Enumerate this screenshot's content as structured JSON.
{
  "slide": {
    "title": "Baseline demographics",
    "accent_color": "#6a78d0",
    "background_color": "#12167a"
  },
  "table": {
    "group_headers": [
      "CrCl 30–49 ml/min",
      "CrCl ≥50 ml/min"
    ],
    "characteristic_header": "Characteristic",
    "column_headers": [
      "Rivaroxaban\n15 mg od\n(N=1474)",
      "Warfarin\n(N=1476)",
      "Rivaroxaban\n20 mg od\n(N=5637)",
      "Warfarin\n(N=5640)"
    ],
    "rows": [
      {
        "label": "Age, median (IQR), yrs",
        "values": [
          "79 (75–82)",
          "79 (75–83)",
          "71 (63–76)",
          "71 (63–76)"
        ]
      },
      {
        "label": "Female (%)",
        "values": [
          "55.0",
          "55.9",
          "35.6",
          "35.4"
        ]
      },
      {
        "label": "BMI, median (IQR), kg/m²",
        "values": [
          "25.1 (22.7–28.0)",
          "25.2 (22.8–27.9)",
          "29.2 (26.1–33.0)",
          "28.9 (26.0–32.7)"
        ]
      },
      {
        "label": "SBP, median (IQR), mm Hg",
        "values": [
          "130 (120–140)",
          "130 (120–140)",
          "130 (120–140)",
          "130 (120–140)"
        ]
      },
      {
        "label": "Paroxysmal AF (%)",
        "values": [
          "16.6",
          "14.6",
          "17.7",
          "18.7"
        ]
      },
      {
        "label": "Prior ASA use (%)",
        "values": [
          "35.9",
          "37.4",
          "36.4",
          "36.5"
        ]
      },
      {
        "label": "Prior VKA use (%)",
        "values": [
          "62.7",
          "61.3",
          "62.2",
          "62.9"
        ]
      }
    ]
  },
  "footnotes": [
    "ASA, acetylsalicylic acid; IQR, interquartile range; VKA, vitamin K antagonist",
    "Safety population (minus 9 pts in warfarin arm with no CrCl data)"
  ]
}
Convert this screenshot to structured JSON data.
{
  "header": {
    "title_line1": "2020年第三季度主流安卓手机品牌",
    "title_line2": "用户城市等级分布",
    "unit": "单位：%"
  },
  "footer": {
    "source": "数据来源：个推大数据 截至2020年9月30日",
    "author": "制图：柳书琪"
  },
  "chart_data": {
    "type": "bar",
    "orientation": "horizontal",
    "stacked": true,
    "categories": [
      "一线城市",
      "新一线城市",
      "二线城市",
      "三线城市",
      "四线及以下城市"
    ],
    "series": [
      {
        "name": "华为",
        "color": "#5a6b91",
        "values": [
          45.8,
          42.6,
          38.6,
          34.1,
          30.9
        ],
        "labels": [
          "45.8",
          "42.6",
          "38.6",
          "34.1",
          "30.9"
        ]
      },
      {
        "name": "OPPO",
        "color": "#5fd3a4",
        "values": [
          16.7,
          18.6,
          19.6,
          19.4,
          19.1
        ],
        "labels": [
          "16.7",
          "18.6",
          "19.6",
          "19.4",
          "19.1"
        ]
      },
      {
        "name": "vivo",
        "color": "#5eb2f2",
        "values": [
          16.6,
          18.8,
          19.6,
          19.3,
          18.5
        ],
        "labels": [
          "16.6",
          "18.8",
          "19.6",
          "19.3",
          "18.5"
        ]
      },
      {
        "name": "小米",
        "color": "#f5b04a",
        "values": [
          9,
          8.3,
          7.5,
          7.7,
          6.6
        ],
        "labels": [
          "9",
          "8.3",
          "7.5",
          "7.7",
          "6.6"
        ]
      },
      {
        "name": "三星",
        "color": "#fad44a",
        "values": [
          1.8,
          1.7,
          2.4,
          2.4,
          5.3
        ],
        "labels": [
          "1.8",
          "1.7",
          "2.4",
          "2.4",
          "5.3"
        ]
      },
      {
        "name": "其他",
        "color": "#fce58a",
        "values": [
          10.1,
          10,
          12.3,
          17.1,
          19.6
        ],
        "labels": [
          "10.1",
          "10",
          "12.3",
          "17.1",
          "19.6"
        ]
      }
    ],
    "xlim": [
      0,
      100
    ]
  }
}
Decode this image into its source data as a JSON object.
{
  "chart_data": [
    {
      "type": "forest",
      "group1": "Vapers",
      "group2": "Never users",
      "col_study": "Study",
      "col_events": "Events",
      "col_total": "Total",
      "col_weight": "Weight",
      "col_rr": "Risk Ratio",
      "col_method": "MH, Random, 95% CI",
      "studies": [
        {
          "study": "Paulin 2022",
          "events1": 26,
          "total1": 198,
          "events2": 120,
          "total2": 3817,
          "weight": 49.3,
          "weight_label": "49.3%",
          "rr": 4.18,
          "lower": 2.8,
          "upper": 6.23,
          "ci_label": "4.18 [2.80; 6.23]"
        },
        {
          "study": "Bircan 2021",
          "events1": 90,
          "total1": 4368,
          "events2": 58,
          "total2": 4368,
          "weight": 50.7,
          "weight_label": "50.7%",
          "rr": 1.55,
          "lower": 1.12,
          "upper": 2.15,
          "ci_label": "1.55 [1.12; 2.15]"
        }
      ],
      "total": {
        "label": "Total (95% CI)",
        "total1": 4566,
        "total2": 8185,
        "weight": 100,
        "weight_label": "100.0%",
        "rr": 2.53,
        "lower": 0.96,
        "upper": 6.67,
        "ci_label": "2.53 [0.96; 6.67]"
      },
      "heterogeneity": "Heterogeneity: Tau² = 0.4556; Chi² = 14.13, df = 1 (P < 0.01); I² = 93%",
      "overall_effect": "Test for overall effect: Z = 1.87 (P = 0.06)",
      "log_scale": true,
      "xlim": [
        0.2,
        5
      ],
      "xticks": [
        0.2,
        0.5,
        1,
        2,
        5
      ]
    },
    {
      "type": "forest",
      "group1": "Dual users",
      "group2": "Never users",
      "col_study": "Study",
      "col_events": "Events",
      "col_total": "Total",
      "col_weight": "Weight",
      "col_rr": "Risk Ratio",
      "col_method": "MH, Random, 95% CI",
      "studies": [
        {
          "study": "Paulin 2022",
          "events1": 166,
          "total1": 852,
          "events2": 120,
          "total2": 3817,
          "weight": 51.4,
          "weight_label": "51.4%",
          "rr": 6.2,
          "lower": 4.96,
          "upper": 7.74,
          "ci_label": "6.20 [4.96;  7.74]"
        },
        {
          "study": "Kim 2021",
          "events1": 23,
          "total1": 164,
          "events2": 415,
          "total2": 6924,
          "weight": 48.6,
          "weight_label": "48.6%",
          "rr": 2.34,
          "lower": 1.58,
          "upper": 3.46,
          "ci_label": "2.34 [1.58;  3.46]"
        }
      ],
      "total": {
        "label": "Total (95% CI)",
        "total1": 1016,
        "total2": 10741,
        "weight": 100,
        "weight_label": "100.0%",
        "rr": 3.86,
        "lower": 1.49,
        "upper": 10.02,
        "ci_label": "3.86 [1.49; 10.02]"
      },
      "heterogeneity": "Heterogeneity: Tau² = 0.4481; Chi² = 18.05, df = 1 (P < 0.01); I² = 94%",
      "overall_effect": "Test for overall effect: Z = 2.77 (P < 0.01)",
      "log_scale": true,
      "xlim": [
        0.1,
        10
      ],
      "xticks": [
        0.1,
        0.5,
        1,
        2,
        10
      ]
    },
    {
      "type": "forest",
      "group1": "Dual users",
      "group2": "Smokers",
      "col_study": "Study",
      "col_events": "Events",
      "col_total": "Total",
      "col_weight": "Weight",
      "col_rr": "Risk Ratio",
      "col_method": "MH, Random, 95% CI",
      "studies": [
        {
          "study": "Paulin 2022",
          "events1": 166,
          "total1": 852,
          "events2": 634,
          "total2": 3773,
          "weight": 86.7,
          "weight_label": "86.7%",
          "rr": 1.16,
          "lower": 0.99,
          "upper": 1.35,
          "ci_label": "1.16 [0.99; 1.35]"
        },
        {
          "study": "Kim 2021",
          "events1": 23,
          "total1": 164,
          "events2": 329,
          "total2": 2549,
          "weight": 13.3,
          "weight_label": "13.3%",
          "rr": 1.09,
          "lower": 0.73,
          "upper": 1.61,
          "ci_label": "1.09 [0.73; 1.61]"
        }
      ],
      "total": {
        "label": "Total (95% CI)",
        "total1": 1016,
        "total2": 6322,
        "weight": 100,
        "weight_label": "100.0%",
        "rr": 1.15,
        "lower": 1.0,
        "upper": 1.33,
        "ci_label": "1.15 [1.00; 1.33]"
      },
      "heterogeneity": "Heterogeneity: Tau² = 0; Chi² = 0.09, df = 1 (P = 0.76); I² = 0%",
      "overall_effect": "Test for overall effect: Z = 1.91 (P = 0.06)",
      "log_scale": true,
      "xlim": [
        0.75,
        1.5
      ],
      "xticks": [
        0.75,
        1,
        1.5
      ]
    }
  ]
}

Given task
Your task is to collect every line above that contains the word "Heterogeneity".

Written solution
      "heterogeneity": "Heterogeneity: Tau² = 0.4556; Chi² = 14.13, df = 1 (P < 0.01); I² = 93%",
      "heterogeneity": "Heterogeneity: Tau² = 0.4481; Chi² = 18.05, df = 1 (P < 0.01); I² = 94%",
      "heterogeneity": "Heterogeneity: Tau² = 0; Chi² = 0.09, df = 1 (P = 0.76); I² = 0%",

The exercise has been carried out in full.